▸ RECORD SET
_ _ _ _ _ _ _
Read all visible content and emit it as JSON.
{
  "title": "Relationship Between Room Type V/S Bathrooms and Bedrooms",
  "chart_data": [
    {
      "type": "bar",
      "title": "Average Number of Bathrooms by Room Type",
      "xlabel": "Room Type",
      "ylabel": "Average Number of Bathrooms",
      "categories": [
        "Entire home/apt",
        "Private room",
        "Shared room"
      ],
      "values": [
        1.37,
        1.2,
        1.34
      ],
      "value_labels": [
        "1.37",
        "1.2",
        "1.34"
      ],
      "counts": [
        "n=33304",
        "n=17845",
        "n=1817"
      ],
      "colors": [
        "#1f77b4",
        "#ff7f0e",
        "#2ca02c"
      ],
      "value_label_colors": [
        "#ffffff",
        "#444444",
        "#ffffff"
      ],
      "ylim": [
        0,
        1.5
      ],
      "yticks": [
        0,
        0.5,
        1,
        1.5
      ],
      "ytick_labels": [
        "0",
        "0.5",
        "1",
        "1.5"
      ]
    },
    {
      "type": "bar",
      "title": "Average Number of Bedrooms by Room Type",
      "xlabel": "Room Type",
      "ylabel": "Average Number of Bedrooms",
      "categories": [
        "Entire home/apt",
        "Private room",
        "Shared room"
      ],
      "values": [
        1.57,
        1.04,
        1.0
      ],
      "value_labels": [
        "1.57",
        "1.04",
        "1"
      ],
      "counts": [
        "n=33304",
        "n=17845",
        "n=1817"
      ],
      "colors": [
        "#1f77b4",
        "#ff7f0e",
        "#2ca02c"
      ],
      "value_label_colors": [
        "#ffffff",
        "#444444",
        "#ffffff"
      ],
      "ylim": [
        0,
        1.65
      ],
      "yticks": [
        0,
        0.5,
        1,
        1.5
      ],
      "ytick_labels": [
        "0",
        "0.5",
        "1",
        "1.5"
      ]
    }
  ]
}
_ _ _ _ _ _ _
▸ EXERCISE AIM
Write the material out again word for word.

▸ FINAL RESULT
Read all visible content and emit it as JSON.
{
  "title": "Relationship Between Room Type V/S Bathrooms and Bedrooms",
  "chart_data": [
    {
      "type": "bar",
      "title": "Average Number of Bathrooms by Room Type",
      "xlabel": "Room Type",
      "ylabel": "Average Number of Bathrooms",
      "categories": [
        "Entire home/apt",
        "Private room",
        "Shared room"
      ],
      "values": [
        1.37,
        1.2,
        1.34
      ],
      "value_labels": [
        "1.37",
        "1.2",
        "1.34"
      ],
      "counts": [
        "n=33304",
        "n=17845",
        "n=1817"
      ],
      "colors": [
        "#1f77b4",
        "#ff7f0e",
        "#2ca02c"
      ],
      "value_label_colors": [
        "#ffffff",
        "#444444",
        "#ffffff"
      ],
      "ylim": [
        0,
        1.5
      ],
      "yticks": [
        0,
        0.5,
        1,
        1.5
      ],
      "ytick_labels": [
        "0",
        "0.5",
        "1",
        "1.5"
      ]
    },
    {
      "type": "bar",
      "title": "Average Number of Bedrooms by Room Type",
      "xlabel": "Room Type",
      "ylabel": "Average Number of Bedrooms",
      "categories": [
        "Entire home/apt",
        "Private room",
        "Shared room"
      ],
      "values": [
        1.57,
        1.04,
        1.0
      ],
      "value_labels": [
        "1.57",
        "1.04",
        "1"
      ],
      "counts": [
        "n=33304",
        "n=17845",
        "n=1817"
      ],
      "colors": [
        "#1f77b4",
        "#ff7f0e",
        "#2ca02c"
      ],
      "value_label_colors": [
        "#ffffff",
        "#444444",
        "#ffffff"
      ],
      "ylim": [
        0,
        1.65
      ],
      "yticks": [
        0,
        0.5,
        1,
        1.5
      ],
      "ytick_labels": [
        "0",
        "0.5",
        "1",
        "1.5"
      ]
    }
  ]
}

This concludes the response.